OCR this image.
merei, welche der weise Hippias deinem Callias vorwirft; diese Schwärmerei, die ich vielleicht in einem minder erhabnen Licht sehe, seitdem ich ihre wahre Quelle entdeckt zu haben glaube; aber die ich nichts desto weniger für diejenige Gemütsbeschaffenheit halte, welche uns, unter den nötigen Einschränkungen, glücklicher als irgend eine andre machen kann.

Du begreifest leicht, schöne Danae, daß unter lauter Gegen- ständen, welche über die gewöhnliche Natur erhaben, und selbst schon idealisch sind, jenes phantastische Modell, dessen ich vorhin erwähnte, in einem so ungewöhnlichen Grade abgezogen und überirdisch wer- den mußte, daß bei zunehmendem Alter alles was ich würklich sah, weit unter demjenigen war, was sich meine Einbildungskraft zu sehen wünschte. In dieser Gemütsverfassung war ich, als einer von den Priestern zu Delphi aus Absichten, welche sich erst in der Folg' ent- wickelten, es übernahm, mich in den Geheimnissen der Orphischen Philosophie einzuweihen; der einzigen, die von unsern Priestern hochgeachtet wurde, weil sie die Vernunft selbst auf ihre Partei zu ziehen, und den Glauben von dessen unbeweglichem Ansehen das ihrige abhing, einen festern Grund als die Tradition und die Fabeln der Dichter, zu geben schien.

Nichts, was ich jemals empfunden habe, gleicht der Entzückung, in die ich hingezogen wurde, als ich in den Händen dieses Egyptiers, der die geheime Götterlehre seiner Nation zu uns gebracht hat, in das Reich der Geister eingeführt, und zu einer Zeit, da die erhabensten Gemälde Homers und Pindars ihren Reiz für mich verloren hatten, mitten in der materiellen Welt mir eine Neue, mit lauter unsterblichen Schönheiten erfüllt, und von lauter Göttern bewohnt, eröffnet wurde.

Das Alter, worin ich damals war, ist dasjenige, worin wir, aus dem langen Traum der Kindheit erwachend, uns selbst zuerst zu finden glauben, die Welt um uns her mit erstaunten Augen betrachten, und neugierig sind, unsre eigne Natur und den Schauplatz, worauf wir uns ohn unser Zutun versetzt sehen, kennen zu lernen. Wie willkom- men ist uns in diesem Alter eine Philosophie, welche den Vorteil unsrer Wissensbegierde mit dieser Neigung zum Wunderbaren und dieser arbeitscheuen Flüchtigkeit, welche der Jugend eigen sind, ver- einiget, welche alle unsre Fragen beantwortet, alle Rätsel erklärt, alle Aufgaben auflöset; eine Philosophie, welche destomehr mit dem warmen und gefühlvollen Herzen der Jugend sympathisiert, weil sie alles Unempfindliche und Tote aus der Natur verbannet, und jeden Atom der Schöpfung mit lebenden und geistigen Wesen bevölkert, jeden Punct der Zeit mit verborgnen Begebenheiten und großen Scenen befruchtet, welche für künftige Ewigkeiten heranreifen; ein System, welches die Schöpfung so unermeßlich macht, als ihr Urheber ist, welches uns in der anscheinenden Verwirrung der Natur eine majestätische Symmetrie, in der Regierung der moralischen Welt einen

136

▶ **Exercise instructions**:
Copy every line verbatim.

▶ **Right answer**:
OCR this image.
merei, welche der weise Hippias deinem Callias vorwirft; diese Schwärmerei, die ich vielleicht in einem minder erhabnen Licht sehe, seitdem ich ihre wahre Quelle entdeckt zu haben glaube; aber die ich nichts desto weniger für diejenige Gemütsbeschaffenheit halte, welche uns, unter den nötigen Einschränkungen, glücklicher als irgend eine andre machen kann.

Du begreifest leicht, schöne Danae, daß unter lauter Gegen- ständen, welche über die gewöhnliche Natur erhaben, und selbst schon idealisch sind, jenes phantastische Modell, dessen ich vorhin erwähnte, in einem so ungewöhnlichen Grade abgezogen und überirdisch wer- den mußte, daß bei zunehmendem Alter alles was ich würklich sah, weit unter demjenigen war, was sich meine Einbildungskraft zu sehen wünschte. In dieser Gemütsverfassung war ich, als einer von den Priestern zu Delphi aus Absichten, welche sich erst in der Folg' ent- wickelten, es übernahm, mich in den Geheimnissen der Orphischen Philosophie einzuweihen; der einzigen, die von unsern Priestern hochgeachtet wurde, weil sie die Vernunft selbst auf ihre Partei zu ziehen, und den Glauben von dessen unbeweglichem Ansehen das ihrige abhing, einen festern Grund als die Tradition und die Fabeln der Dichter, zu geben schien.

Nichts, was ich jemals empfunden habe, gleicht der Entzückung, in die ich hingezogen wurde, als ich in den Händen dieses Egyptiers, der die geheime Götterlehre seiner Nation zu uns gebracht hat, in das Reich der Geister eingeführt, und zu einer Zeit, da die erhabensten Gemälde Homers und Pindars ihren Reiz für mich verloren hatten, mitten in der materiellen Welt mir eine Neue, mit lauter unsterblichen Schönheiten erfüllt, und von lauter Göttern bewohnt, eröffnet wurde.

Das Alter, worin ich damals war, ist dasjenige, worin wir, aus dem langen Traum der Kindheit erwachend, uns selbst zuerst zu finden glauben, die Welt um uns her mit erstaunten Augen betrachten, und neugierig sind, unsre eigne Natur und den Schauplatz, worauf wir uns ohn unser Zutun versetzt sehen, kennen zu lernen. Wie willkom- men ist uns in diesem Alter eine Philosophie, welche den Vorteil unsrer Wissensbegierde mit dieser Neigung zum Wunderbaren und dieser arbeitscheuen Flüchtigkeit, welche der Jugend eigen sind, ver- einiget, welche alle unsre Fragen beantwortet, alle Rätsel erklärt, alle Aufgaben auflöset; eine Philosophie, welche destomehr mit dem warmen und gefühlvollen Herzen der Jugend sympathisiert, weil sie alles Unempfindliche und Tote aus der Natur verbannet, und jeden Atom der Schöpfung mit lebenden und geistigen Wesen bevölkert, jeden Punct der Zeit mit verborgnen Begebenheiten und großen Scenen befruchtet, welche für künftige Ewigkeiten heranreifen; ein System, welches die Schöpfung so unermeßlich macht, als ihr Urheber ist, welches uns in der anscheinenden Verwirrung der Natur eine majestätische Symmetrie, in der Regierung der moralischen Welt einen

136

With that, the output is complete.